Give back each entry unchanged, minus pictures.

_Recorded information_:
□ □ □ □

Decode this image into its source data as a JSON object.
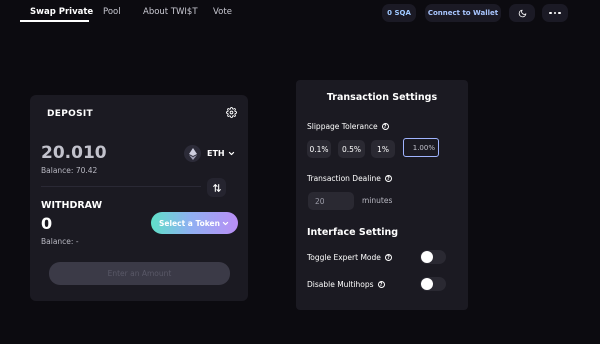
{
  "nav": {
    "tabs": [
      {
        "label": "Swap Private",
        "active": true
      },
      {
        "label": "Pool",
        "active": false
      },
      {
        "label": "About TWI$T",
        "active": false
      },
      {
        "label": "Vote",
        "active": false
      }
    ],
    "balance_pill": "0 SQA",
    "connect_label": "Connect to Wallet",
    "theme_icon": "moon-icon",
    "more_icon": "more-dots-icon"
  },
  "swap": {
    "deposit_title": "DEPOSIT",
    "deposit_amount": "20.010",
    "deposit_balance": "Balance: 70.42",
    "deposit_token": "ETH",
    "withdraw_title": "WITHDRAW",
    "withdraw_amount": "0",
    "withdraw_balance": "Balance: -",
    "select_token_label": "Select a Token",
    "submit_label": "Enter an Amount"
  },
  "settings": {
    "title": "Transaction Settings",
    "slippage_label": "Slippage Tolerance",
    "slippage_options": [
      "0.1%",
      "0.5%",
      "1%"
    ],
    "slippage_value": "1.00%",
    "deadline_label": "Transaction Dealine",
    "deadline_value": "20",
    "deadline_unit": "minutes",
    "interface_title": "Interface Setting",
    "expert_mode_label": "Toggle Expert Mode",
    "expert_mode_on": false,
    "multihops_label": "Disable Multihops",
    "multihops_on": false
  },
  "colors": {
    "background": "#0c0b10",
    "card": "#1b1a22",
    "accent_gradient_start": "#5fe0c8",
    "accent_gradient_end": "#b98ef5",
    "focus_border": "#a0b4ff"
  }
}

□ □ □ □

_Answer to the task_:
Decode this image into its source data as a JSON object.
{
  "nav": {
    "tabs": [
      {
        "label": "Swap Private",
        "active": true
      },
      {
        "label": "Pool",
        "active": false
      },
      {
        "label": "About TWI$T",
        "active": false
      },
      {
        "label": "Vote",
        "active": false
      }
    ],
    "balance_pill": "0 SQA",
    "connect_label": "Connect to Wallet",
    "theme_icon": "moon-icon",
    "more_icon": "more-dots-icon"
  },
  "swap": {
    "deposit_title": "DEPOSIT",
    "deposit_amount": "20.010",
    "deposit_balance": "Balance: 70.42",
    "deposit_token": "ETH",
    "withdraw_title": "WITHDRAW",
    "withdraw_amount": "0",
    "withdraw_balance": "Balance: -",
    "select_token_label": "Select a Token",
    "submit_label": "Enter an Amount"
  },
  "settings": {
    "title": "Transaction Settings",
    "slippage_label": "Slippage Tolerance",
    "slippage_options": [
      "0.1%",
      "0.5%",
      "1%"
    ],
    "slippage_value": "1.00%",
    "deadline_label": "Transaction Dealine",
    "deadline_value": "20",
    "deadline_unit": "minutes",
    "interface_title": "Interface Setting",
    "expert_mode_label": "Toggle Expert Mode",
    "expert_mode_on": false,
    "multihops_label": "Disable Multihops",
    "multihops_on": false
  },
  "colors": {
    "background": "#0c0b10",
    "card": "#1b1a22",
    "accent_gradient_start": "#5fe0c8",
    "accent_gradient_end": "#b98ef5",
    "focus_border": "#a0b4ff"
  }
}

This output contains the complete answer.